▸ **GIVEN RECORDS**
○ ○ ○

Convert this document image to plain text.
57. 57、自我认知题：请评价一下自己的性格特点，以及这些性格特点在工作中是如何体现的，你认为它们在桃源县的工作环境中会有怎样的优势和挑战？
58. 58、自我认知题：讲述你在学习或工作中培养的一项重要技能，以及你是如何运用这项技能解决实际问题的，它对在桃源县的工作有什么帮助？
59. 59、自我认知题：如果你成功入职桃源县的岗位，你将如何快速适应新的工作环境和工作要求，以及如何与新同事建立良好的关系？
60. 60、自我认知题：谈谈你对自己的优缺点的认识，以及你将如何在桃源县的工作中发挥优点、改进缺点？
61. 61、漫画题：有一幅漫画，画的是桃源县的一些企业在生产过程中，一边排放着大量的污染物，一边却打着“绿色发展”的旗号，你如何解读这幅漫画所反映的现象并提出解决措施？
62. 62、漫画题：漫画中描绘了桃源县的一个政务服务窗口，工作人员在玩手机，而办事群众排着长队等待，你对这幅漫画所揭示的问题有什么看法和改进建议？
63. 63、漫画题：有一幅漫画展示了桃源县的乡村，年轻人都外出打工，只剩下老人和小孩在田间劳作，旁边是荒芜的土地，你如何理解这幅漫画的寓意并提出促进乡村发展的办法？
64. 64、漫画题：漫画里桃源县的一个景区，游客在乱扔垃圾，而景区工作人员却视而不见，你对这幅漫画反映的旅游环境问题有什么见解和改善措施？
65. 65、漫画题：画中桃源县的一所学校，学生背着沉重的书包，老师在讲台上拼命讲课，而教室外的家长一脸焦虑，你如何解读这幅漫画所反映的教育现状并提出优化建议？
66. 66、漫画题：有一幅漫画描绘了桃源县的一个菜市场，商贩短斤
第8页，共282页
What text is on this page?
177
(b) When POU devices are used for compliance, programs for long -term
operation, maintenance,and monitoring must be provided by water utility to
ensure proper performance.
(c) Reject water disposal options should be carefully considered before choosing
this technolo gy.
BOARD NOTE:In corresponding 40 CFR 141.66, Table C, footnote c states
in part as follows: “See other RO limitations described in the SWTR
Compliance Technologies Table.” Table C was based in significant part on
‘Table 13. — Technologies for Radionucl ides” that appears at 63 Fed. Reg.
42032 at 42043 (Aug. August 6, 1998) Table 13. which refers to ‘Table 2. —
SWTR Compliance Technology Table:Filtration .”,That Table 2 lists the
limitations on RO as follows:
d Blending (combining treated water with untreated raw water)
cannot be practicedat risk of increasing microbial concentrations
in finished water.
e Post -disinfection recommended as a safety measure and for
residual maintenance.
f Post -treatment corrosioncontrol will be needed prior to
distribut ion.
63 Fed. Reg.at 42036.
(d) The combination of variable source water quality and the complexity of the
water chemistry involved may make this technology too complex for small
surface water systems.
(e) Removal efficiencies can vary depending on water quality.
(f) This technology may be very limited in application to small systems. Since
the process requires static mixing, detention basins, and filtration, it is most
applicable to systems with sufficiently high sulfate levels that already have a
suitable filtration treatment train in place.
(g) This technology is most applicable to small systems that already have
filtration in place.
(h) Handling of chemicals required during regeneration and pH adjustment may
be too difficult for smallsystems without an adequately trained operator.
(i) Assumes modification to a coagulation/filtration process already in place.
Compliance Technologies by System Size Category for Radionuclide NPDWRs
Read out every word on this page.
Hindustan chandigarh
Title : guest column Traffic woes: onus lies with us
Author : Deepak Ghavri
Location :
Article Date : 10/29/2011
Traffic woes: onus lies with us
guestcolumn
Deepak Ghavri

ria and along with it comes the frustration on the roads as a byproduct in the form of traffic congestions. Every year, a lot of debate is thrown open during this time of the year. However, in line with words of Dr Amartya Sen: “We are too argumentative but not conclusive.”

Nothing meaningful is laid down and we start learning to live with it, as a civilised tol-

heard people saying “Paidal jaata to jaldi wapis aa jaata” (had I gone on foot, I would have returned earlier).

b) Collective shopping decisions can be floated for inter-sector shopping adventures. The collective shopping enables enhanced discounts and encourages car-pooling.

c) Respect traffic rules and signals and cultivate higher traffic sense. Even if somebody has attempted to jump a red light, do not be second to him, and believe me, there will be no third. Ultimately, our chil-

○ ○ ○

On how many lines does the word "have" appear? Answer with only the number.

3